== DATASET ROWS ==

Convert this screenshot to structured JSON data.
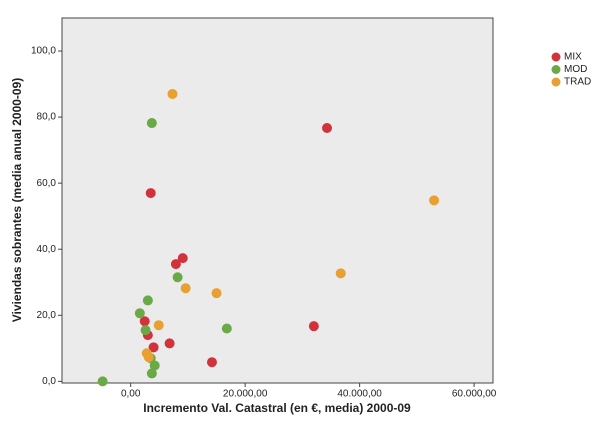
{
  "chart_data": {
    "type": "scatter",
    "x_label": "Incremento Val. Catastral (en €, media) 2000-09",
    "y_label": "Viviendas sobrantes (media anual 2000-09)",
    "xlim": [
      -12000,
      63300
    ],
    "ylim": [
      -0.5,
      110
    ],
    "xticks": [
      {
        "value": 0,
        "label": "0,00"
      },
      {
        "value": 20000,
        "label": "20.000,00"
      },
      {
        "value": 40000,
        "label": "40.000,00"
      },
      {
        "value": 60000,
        "label": "60.000,00"
      }
    ],
    "yticks": [
      {
        "value": 0,
        "label": "0,0"
      },
      {
        "value": 20,
        "label": "20,0"
      },
      {
        "value": 40,
        "label": "40,0"
      },
      {
        "value": 60,
        "label": "60,0"
      },
      {
        "value": 80,
        "label": "80,0"
      },
      {
        "value": 100,
        "label": "100,0"
      }
    ],
    "series": [
      {
        "name": "MIX",
        "color": "#d1323c",
        "x": [
          34300,
          3500,
          9100,
          7900,
          2450,
          3000,
          4000,
          6800,
          14200,
          32000
        ],
        "values": [
          76.7,
          57,
          37.3,
          35.5,
          18.2,
          14,
          10.3,
          11.5,
          5.8,
          16.7
        ]
      },
      {
        "name": "MOD",
        "color": "#6aaa46",
        "x": [
          3700,
          8200,
          3000,
          1600,
          2600,
          16800,
          3500,
          4200,
          3700,
          -4900
        ],
        "values": [
          78.2,
          31.5,
          24.5,
          20.6,
          15.5,
          16,
          7,
          4.8,
          2.4,
          0
        ]
      },
      {
        "name": "TRAD",
        "color": "#e8a030",
        "x": [
          7300,
          53000,
          36700,
          9600,
          15000,
          4900,
          2800,
          3150
        ],
        "values": [
          87,
          54.8,
          32.7,
          28.2,
          26.7,
          17,
          8.5,
          7.3
        ]
      }
    ]
  }
}
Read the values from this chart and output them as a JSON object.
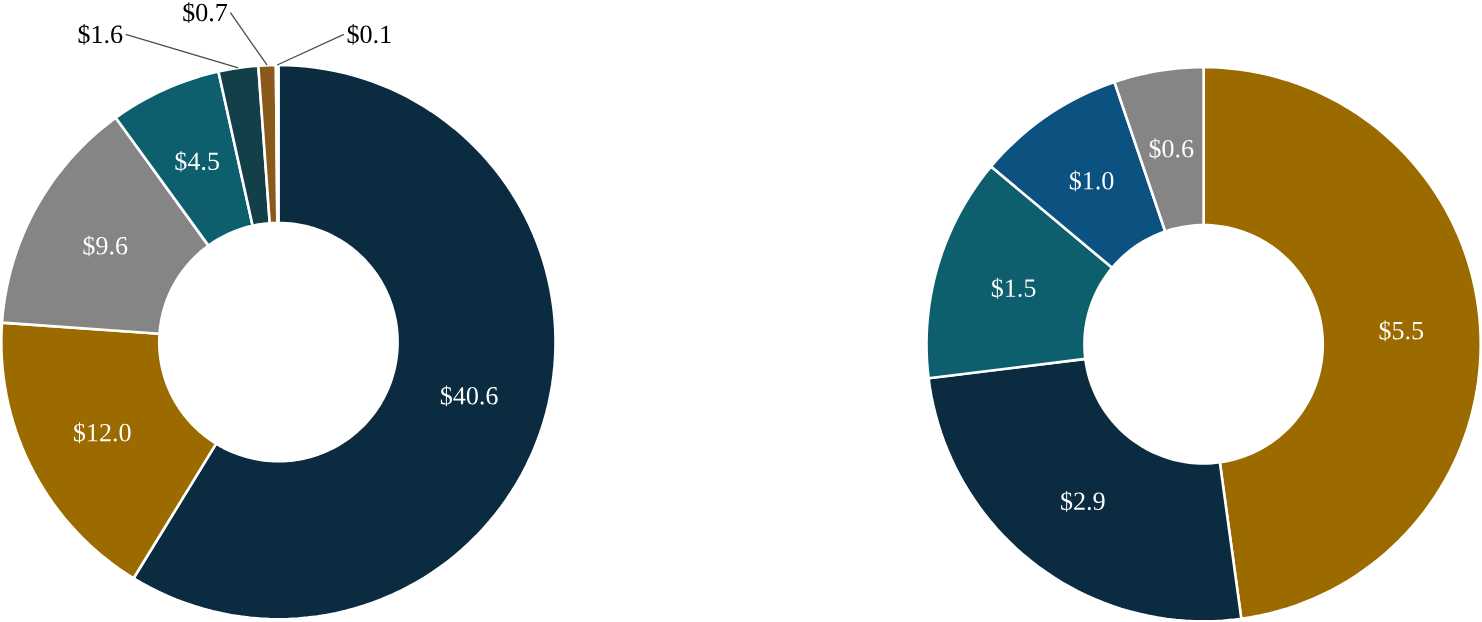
{
  "chart_data": [
    {
      "type": "donut",
      "categories": [
        null,
        null,
        null,
        null,
        null,
        null,
        null
      ],
      "values": [
        40.6,
        12.0,
        9.6,
        4.5,
        1.6,
        0.7,
        0.1
      ],
      "colors": [
        "#0b2b40",
        "#9b6b00",
        "#858585",
        "#0e5f6e",
        "#123f48",
        "#8a5a1c",
        "#2a6a8a"
      ],
      "value_labels": [
        "$40.6",
        "$12.0",
        "$9.6",
        "$4.5",
        "$1.6",
        "$0.7",
        "$0.1"
      ]
    },
    {
      "type": "donut",
      "categories": [
        null,
        null,
        null,
        null,
        null
      ],
      "values": [
        5.5,
        2.9,
        1.5,
        1.0,
        0.6
      ],
      "colors": [
        "#9b6b00",
        "#0b2b40",
        "#0e5f6e",
        "#0c5280",
        "#858585"
      ],
      "value_labels": [
        "$5.5",
        "$2.9",
        "$1.5",
        "$1.0",
        "$0.6"
      ]
    }
  ]
}
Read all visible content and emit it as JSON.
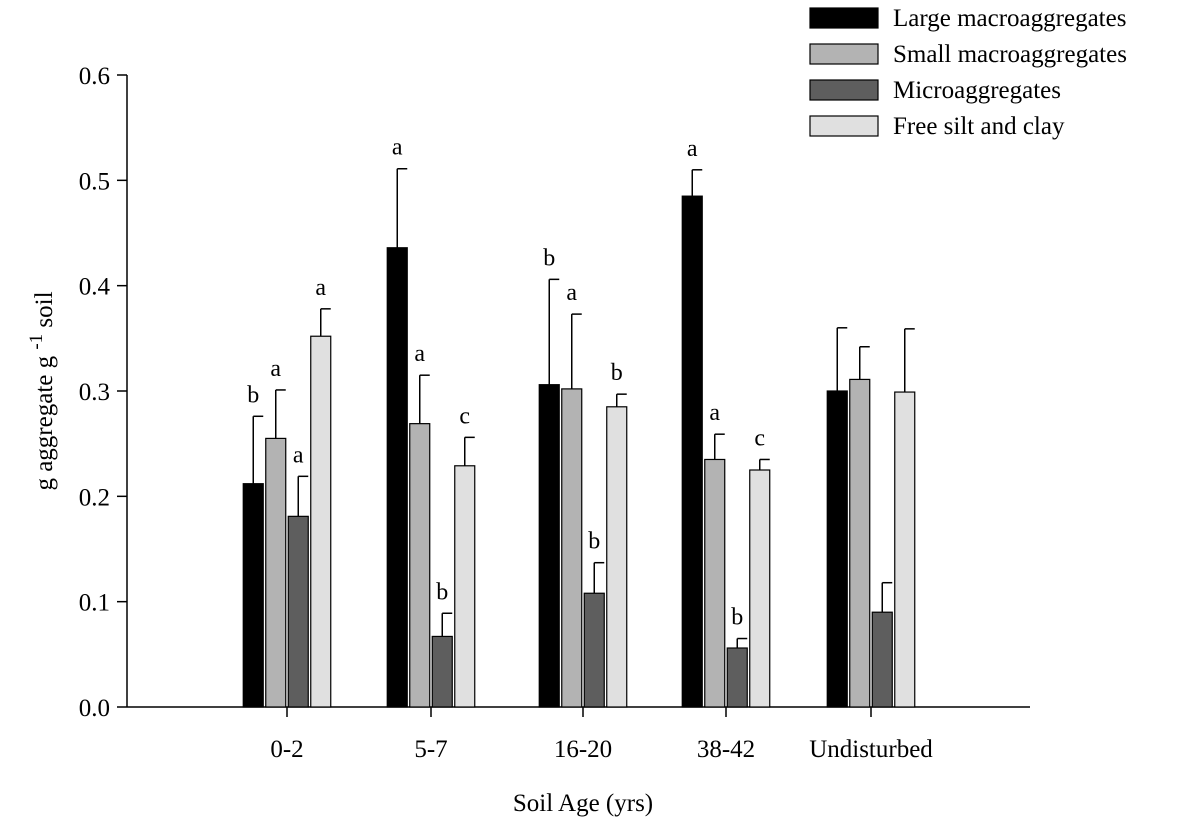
{
  "chart_data": {
    "type": "bar",
    "title": "",
    "xlabel": "Soil Age (yrs)",
    "ylabel": "g aggregate g",
    "ylabel_sup": "-1",
    "ylabel_tail": "soil",
    "ylim": [
      0,
      0.6
    ],
    "yticks": [
      "0.0",
      "0.1",
      "0.2",
      "0.3",
      "0.4",
      "0.5",
      "0.6"
    ],
    "categories": [
      "0-2",
      "5-7",
      "16-20",
      "38-42",
      "Undisturbed"
    ],
    "grid": false,
    "legend_position": "top-right",
    "series": [
      {
        "name": "Large macroaggregates",
        "color": "#000000",
        "values": [
          0.212,
          0.436,
          0.306,
          0.485,
          0.3
        ],
        "errors": [
          0.064,
          0.075,
          0.1,
          0.025,
          0.06
        ],
        "letters": [
          "b",
          "a",
          "b",
          "a",
          ""
        ]
      },
      {
        "name": "Small macroaggregates",
        "color": "#b3b3b3",
        "values": [
          0.255,
          0.269,
          0.302,
          0.235,
          0.311
        ],
        "errors": [
          0.046,
          0.046,
          0.071,
          0.024,
          0.031
        ],
        "letters": [
          "a",
          "a",
          "a",
          "a",
          ""
        ]
      },
      {
        "name": "Microaggregates",
        "color": "#5e5e5e",
        "values": [
          0.181,
          0.067,
          0.108,
          0.056,
          0.09
        ],
        "errors": [
          0.038,
          0.022,
          0.029,
          0.009,
          0.028
        ],
        "letters": [
          "a",
          "b",
          "b",
          "b",
          ""
        ]
      },
      {
        "name": "Free silt and clay",
        "color": "#e0e0e0",
        "values": [
          0.352,
          0.229,
          0.285,
          0.225,
          0.299
        ],
        "errors": [
          0.026,
          0.027,
          0.012,
          0.01,
          0.06
        ],
        "letters": [
          "a",
          "c",
          "b",
          "c",
          ""
        ]
      }
    ]
  }
}
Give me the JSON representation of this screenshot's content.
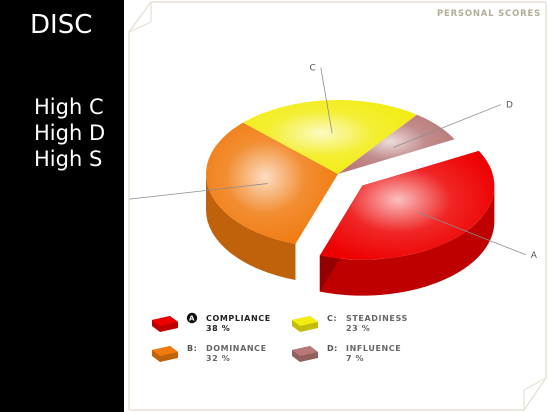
{
  "sidebar": {
    "title": "DISC",
    "items": [
      "High C",
      "High D",
      "High S"
    ]
  },
  "chart_data": {
    "type": "pie",
    "title": "PERSONAL SCORES",
    "exploded": "A",
    "slices": [
      {
        "key": "A",
        "label": "COMPLIANCE",
        "value": 38,
        "value_label": "38 %",
        "color": "#ee0000"
      },
      {
        "key": "B",
        "label": "DOMINANCE",
        "value": 32,
        "value_label": "32 %",
        "color": "#f07a0e"
      },
      {
        "key": "C",
        "label": "STEADINESS",
        "value": 23,
        "value_label": "23 %",
        "color": "#f2ec10"
      },
      {
        "key": "D",
        "label": "INFLUENCE",
        "value": 7,
        "value_label": "7 %",
        "color": "#b87878"
      }
    ]
  }
}
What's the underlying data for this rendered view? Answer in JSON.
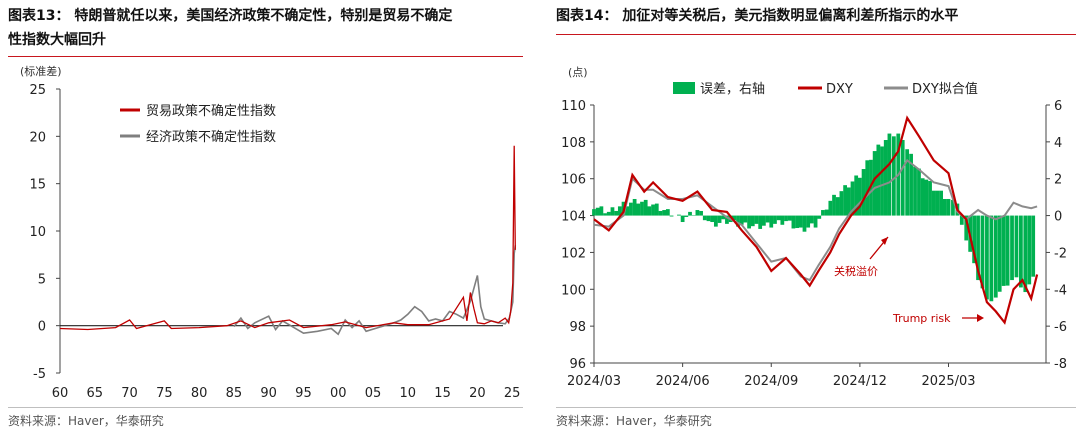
{
  "left": {
    "title_line1": "图表13： 特朗普就任以来，美国经济政策不确定性，特别是贸易不确定",
    "title_line2": "性指数大幅回升",
    "source": "资料来源：Haver，华泰研究",
    "chart_data": {
      "type": "line",
      "unit": "(标准差)",
      "x_ticks": [
        "60",
        "65",
        "70",
        "75",
        "80",
        "85",
        "90",
        "95",
        "00",
        "05",
        "10",
        "15",
        "20",
        "25"
      ],
      "y_ticks": [
        25,
        20,
        15,
        10,
        5,
        0,
        -5
      ],
      "ylim": [
        -5,
        25
      ],
      "xlim": [
        1960,
        2025.7
      ],
      "legend_position": "top-left",
      "series": [
        {
          "name": "贸易政策不确定性指数",
          "color": "#c00000",
          "points": [
            [
              1960,
              -0.3
            ],
            [
              1964,
              -0.4
            ],
            [
              1968,
              -0.2
            ],
            [
              1970,
              0.6
            ],
            [
              1971,
              -0.3
            ],
            [
              1975,
              0.5
            ],
            [
              1976,
              -0.3
            ],
            [
              1980,
              -0.2
            ],
            [
              1984,
              0
            ],
            [
              1986,
              0.5
            ],
            [
              1988,
              -0.2
            ],
            [
              1990,
              0.3
            ],
            [
              1993,
              0.6
            ],
            [
              1995,
              -0.2
            ],
            [
              1999,
              0.1
            ],
            [
              2001,
              0.4
            ],
            [
              2004,
              -0.2
            ],
            [
              2008,
              0.3
            ],
            [
              2010,
              0.1
            ],
            [
              2013,
              0.1
            ],
            [
              2016,
              0.7
            ],
            [
              2018,
              3.0
            ],
            [
              2018.5,
              0.5
            ],
            [
              2019,
              3.5
            ],
            [
              2019.5,
              1.8
            ],
            [
              2020,
              0.3
            ],
            [
              2021,
              0.2
            ],
            [
              2022,
              0.5
            ],
            [
              2023,
              0.3
            ],
            [
              2024,
              0.8
            ],
            [
              2024.5,
              0.3
            ],
            [
              2024.8,
              1.5
            ],
            [
              2025.1,
              4.5
            ],
            [
              2025.3,
              19.0
            ],
            [
              2025.45,
              8.0
            ]
          ]
        },
        {
          "name": "经济政策不确定性指数",
          "color": "#7f7f7f",
          "points": [
            [
              1985,
              -0.1
            ],
            [
              1986,
              0.8
            ],
            [
              1987,
              -0.3
            ],
            [
              1988,
              0.3
            ],
            [
              1990,
              1.0
            ],
            [
              1991,
              -0.4
            ],
            [
              1992,
              0.5
            ],
            [
              1995,
              -0.8
            ],
            [
              1997,
              -0.6
            ],
            [
              1999,
              -0.3
            ],
            [
              2000,
              -0.9
            ],
            [
              2001,
              0.6
            ],
            [
              2002,
              -0.2
            ],
            [
              2003,
              0.5
            ],
            [
              2004,
              -0.6
            ],
            [
              2008,
              0.3
            ],
            [
              2009,
              0.6
            ],
            [
              2010,
              1.2
            ],
            [
              2011,
              2.0
            ],
            [
              2012,
              1.5
            ],
            [
              2013,
              0.5
            ],
            [
              2014,
              0.7
            ],
            [
              2015,
              0.5
            ],
            [
              2016,
              1.5
            ],
            [
              2017,
              1.2
            ],
            [
              2018,
              0.8
            ],
            [
              2019,
              2.6
            ],
            [
              2020,
              5.3
            ],
            [
              2020.5,
              2.0
            ],
            [
              2021,
              0.7
            ],
            [
              2022,
              0.5
            ],
            [
              2023,
              0.3
            ],
            [
              2024,
              0.2
            ],
            [
              2024.6,
              0.8
            ],
            [
              2025.1,
              2.5
            ],
            [
              2025.3,
              7.6
            ],
            [
              2025.45,
              8.5
            ]
          ]
        }
      ]
    }
  },
  "right": {
    "title": "图表14： 加征对等关税后，美元指数明显偏离利差所指示的水平",
    "source": "资料来源：Haver，华泰研究",
    "chart_data": {
      "type": "line+bar",
      "unit_left": "(点)",
      "x_ticks": [
        "2024/03",
        "2024/06",
        "2024/09",
        "2024/12",
        "2025/03"
      ],
      "x_tick_months": [
        0,
        3,
        6,
        9,
        12
      ],
      "xlim_months": [
        0,
        15.3
      ],
      "y_left_ticks": [
        110,
        108,
        106,
        104,
        102,
        100,
        98,
        96
      ],
      "ylim_left": [
        96,
        110
      ],
      "y_right_ticks": [
        "6",
        "4",
        "2",
        "0",
        "-2",
        "-4",
        "-6",
        "-8"
      ],
      "ylim_right": [
        -8,
        6
      ],
      "legend_position": "top",
      "series": [
        {
          "name": "误差，右轴",
          "color": "#00b050",
          "kind": "bar",
          "points": [
            [
              0,
              0.5
            ],
            [
              0.5,
              0.2
            ],
            [
              1,
              0.6
            ],
            [
              1.5,
              0.8
            ],
            [
              2,
              0.6
            ],
            [
              2.5,
              0.2
            ],
            [
              3,
              -0.2
            ],
            [
              3.5,
              0.3
            ],
            [
              4,
              -0.5
            ],
            [
              4.5,
              -0.3
            ],
            [
              5,
              -0.5
            ],
            [
              5.5,
              -0.6
            ],
            [
              6,
              -0.5
            ],
            [
              6.5,
              -0.3
            ],
            [
              7,
              -0.8
            ],
            [
              7.5,
              -0.5
            ],
            [
              8,
              0.8
            ],
            [
              8.5,
              1.5
            ],
            [
              9,
              2.2
            ],
            [
              9.5,
              3.5
            ],
            [
              10,
              4.3
            ],
            [
              10.3,
              4.6
            ],
            [
              10.6,
              3.6
            ],
            [
              11,
              2.4
            ],
            [
              11.5,
              1.5
            ],
            [
              12,
              0.9
            ],
            [
              12.3,
              0.5
            ],
            [
              12.6,
              -1.2
            ],
            [
              13,
              -3.5
            ],
            [
              13.3,
              -4.7
            ],
            [
              13.6,
              -4.3
            ],
            [
              14,
              -3.8
            ],
            [
              14.3,
              -3.5
            ],
            [
              14.6,
              -4.0
            ],
            [
              15,
              -3.2
            ]
          ]
        },
        {
          "name": "DXY",
          "color": "#c00000",
          "kind": "line",
          "points": [
            [
              0,
              103.8
            ],
            [
              0.5,
              103.2
            ],
            [
              1,
              104.2
            ],
            [
              1.3,
              106.2
            ],
            [
              1.7,
              105.3
            ],
            [
              2,
              105.8
            ],
            [
              2.5,
              105.0
            ],
            [
              3,
              104.8
            ],
            [
              3.5,
              105.3
            ],
            [
              4,
              104.3
            ],
            [
              4.5,
              104.2
            ],
            [
              5,
              103.2
            ],
            [
              5.5,
              102.3
            ],
            [
              6,
              101.0
            ],
            [
              6.5,
              101.7
            ],
            [
              7,
              100.8
            ],
            [
              7.3,
              100.2
            ],
            [
              7.6,
              101.0
            ],
            [
              8,
              102.0
            ],
            [
              8.3,
              103.0
            ],
            [
              8.7,
              104.0
            ],
            [
              9,
              104.5
            ],
            [
              9.5,
              106.0
            ],
            [
              10,
              106.8
            ],
            [
              10.3,
              107.5
            ],
            [
              10.6,
              109.3
            ],
            [
              11,
              108.3
            ],
            [
              11.5,
              107.0
            ],
            [
              12,
              106.3
            ],
            [
              12.3,
              104.3
            ],
            [
              12.6,
              103.8
            ],
            [
              13,
              101.0
            ],
            [
              13.3,
              99.3
            ],
            [
              13.6,
              98.8
            ],
            [
              13.9,
              98.2
            ],
            [
              14.2,
              100.0
            ],
            [
              14.5,
              100.5
            ],
            [
              14.8,
              99.5
            ],
            [
              15,
              100.8
            ]
          ]
        },
        {
          "name": "DXY拟合值",
          "color": "#8c8c8c",
          "kind": "line",
          "points": [
            [
              0,
              103.5
            ],
            [
              0.5,
              103.4
            ],
            [
              1,
              104.0
            ],
            [
              1.3,
              106.0
            ],
            [
              1.7,
              105.4
            ],
            [
              2,
              105.4
            ],
            [
              2.5,
              104.9
            ],
            [
              3,
              104.9
            ],
            [
              3.5,
              105.1
            ],
            [
              4,
              104.5
            ],
            [
              4.5,
              103.9
            ],
            [
              5,
              103.5
            ],
            [
              5.5,
              102.5
            ],
            [
              6,
              101.5
            ],
            [
              6.5,
              101.7
            ],
            [
              7,
              100.7
            ],
            [
              7.3,
              100.5
            ],
            [
              7.6,
              101.3
            ],
            [
              8,
              102.3
            ],
            [
              8.3,
              103.3
            ],
            [
              8.7,
              104.2
            ],
            [
              9,
              104.7
            ],
            [
              9.5,
              105.5
            ],
            [
              10,
              105.8
            ],
            [
              10.3,
              106.2
            ],
            [
              10.6,
              107.0
            ],
            [
              11,
              106.5
            ],
            [
              11.5,
              105.8
            ],
            [
              12,
              105.6
            ],
            [
              12.3,
              104.2
            ],
            [
              12.6,
              103.8
            ],
            [
              13,
              104.3
            ],
            [
              13.3,
              104.0
            ],
            [
              13.6,
              103.8
            ],
            [
              13.9,
              104.0
            ],
            [
              14.2,
              104.7
            ],
            [
              14.5,
              104.5
            ],
            [
              14.8,
              104.4
            ],
            [
              15,
              104.5
            ]
          ]
        }
      ],
      "annotations": [
        {
          "text": "关税溢价",
          "color": "#c00000"
        },
        {
          "text": "Trump risk",
          "color": "#c00000"
        }
      ]
    }
  }
}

===

# WHAT THE EXERCISE ASKS
Show each line holding the word "macroaggregates".

# EXERCISE SOLUTION
        "name": "Large macroaggregates",
        "name": "Small macroaggregates",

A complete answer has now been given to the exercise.